**SOURCE DOCUMENT:**
▼▼▼

GLOBAL. Type I diabetes has no cure. Currently Type I diabetics manage the disease with frequent finger pricks to test the glucose levels in their blood and injections of insulin corresponding to the results. These methods, while effective, are burdensome and painful. With 3 million Americans affected and 35 million worldwide, doctors and researchers are intent on improving treatment for the disease, and still hold out hope for a cure.
Looking to improve upon the status quo, Ryotaro Bouchi et al published a paper in Nature Communications on June 30th with promising results. The article states that turning off the FOXO1 gene has big implications. When this gene is inhibited in intestinal cells, they begin to produce insulin. What’s more, these cells are highly similar to pancreas beta cells that create insulin in a healthy endocrine system.
The researchers hope to apply this discovery in vivo in the coming years by targeting intestinal cells with a drug to inhibit FOXO1 gene expression. This drug would need to be taken continuously as the desired effect lasts one or two weeks at most – any longer and the immune system would begin to attack the insulin producers just as it did when the disease began. While medication could have side effects, it certainly seems preferable to daily finger sticks and injections.
This publication is sure to excite researchers and patients alike as it promises improvement in the daily life of Type I diabetics. To find out more information ROOSTERGNN turned to Dr. Domenico Accili, a Professor of Medicine at Columbia University and the Director for the Diabetes and Endocrinology Research Center there. He, along with Bouchi and a number of other co-authors, recently published the paper mentioned above. Accili agreed to a short phone interview to further discuss the elements of their research.
I see that you’ve been working on diabetes research for a long time but how did you get interested in this specific area?
Dr. Domenico Accili: It’s a long story but basically the key target of this study is one that we’ve been interested in for many years because of its many functions in metabolic control…the more recent observations were jump started about two years ago by a student in the lab who observed that when this gene is rendered inactive in the intestine some of the intestinal cells convert into insulin producing cells similar to those found in the pancreas.
Did the lab student come across this by accident?

▲▲▲

**SUPPLIED ENTRIES:**
▼▼▼

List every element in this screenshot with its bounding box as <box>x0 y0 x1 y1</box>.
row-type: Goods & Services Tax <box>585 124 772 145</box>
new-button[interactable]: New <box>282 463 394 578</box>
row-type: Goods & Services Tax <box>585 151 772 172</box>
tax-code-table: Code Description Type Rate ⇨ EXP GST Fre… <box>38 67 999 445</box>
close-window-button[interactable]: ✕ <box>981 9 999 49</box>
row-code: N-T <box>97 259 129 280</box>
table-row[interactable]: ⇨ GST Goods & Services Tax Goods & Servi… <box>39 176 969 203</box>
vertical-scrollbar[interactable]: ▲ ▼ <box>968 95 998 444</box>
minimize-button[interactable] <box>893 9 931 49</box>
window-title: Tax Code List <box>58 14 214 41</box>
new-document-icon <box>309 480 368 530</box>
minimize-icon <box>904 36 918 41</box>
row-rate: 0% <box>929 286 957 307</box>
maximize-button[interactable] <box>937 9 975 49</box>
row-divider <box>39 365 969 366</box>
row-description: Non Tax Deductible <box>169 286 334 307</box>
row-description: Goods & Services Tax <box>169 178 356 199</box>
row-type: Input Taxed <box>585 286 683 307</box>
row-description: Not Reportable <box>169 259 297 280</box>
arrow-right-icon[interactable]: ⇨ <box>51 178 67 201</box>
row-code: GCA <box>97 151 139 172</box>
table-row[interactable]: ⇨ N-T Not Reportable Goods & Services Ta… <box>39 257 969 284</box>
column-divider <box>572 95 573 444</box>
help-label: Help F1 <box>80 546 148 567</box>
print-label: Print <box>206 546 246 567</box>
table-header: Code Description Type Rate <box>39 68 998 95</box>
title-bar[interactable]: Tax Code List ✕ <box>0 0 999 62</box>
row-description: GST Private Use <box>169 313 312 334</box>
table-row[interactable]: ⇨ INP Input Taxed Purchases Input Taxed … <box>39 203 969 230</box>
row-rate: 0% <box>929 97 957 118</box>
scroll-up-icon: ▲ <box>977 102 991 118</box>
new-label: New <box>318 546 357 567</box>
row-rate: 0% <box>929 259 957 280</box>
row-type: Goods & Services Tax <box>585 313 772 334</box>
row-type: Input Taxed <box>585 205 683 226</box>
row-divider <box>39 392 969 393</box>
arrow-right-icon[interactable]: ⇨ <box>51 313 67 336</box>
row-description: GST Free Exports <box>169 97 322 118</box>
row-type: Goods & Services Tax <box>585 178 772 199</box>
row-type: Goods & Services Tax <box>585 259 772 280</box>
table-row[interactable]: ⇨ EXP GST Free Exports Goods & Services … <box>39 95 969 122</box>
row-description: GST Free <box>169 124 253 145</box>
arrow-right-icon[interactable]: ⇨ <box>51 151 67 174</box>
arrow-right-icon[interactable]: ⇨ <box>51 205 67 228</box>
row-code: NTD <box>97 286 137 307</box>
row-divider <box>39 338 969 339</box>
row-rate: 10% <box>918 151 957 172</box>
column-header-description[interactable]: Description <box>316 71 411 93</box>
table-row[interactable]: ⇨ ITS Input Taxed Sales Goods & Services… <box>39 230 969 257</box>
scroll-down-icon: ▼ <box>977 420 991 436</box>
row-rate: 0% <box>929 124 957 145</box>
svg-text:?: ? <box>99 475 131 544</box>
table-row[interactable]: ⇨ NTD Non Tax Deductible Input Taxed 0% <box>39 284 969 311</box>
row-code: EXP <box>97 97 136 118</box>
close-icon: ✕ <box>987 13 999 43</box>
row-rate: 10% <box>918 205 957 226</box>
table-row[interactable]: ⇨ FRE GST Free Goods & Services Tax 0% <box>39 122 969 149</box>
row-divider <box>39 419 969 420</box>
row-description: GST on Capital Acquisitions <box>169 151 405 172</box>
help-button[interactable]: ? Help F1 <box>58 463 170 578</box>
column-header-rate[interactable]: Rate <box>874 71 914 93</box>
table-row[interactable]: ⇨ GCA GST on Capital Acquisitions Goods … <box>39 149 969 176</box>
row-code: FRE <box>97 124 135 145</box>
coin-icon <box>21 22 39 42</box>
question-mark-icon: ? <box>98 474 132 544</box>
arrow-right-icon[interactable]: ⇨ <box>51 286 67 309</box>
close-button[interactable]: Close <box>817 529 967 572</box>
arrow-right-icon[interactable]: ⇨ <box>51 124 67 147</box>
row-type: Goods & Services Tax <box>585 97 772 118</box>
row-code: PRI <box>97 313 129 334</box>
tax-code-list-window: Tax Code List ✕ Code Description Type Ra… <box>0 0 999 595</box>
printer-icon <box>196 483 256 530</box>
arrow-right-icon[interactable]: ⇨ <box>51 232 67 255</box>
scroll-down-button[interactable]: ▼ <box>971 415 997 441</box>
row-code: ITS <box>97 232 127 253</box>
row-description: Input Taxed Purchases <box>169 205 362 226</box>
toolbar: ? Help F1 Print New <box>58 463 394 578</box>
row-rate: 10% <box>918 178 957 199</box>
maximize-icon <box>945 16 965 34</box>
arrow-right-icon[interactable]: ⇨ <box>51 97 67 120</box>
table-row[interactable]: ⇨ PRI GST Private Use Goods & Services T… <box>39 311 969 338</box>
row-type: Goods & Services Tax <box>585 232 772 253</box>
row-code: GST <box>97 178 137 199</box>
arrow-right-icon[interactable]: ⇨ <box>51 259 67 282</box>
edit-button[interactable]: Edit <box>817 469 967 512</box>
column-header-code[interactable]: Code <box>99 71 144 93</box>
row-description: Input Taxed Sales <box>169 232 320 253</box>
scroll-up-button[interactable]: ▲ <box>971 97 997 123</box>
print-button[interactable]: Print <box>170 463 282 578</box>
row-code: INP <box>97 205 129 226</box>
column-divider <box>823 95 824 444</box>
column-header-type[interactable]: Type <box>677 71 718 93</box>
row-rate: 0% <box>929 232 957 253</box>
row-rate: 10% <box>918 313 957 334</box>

▲▲▲

**TASK DESCRIPTION:** Resume the article on the FOXO1 gene and Type I diabetes from the point where it stops, and carry it forward.

**REPLY TO THE TASK:**
We were looking at this gene because of its role in the pancreas proper and it turns out that the pancreas is very close to the intestine. Since we were analyzing the pancreas we also analyzed the intestine as a kind of negative control to make sure that nothing was amiss there. And on the whole we found these very bright insulin producing cells that were totally unexpected. In retrospect we could understand why this was happening and it didn’t look that surprising but still it was a serendipitous observation.
I’m wondering why you used iPS cells for the organoid?
We used iPS cells because we have an extensive iPS based operation here at the Diabetes Center at Columbia University. We’re hoping to develop [iPS cells] as a tool for cell transplantation but also (as demonstrated in our study) as a mechanism or tool to test new drugs or treatment. So the supply of iPS cells from our patients made it possible for us to engineer these gut organoids…what we wanted to do was essentially validate the mouse observations in human systems.
Do you think the iPS cells and the organoids you’ve created are similar enough that this same process could be replicated in vivo in humans?
In the study we go to great lengths to demonstrate how similar the gut organoids are to the human gut. I should say we did not discover how to make gut organoids: this was discovered by a very bright fellow at the University of Cincinnati by the name of James Wells. The system of making gut organoids is now well established in the community and it really looks very similar to the intestine. Based on that we had great hopes that once we had a drug that could complete the same feat we accomplished in the test tube that it would work also in the human gut.
What do you plan on doing next?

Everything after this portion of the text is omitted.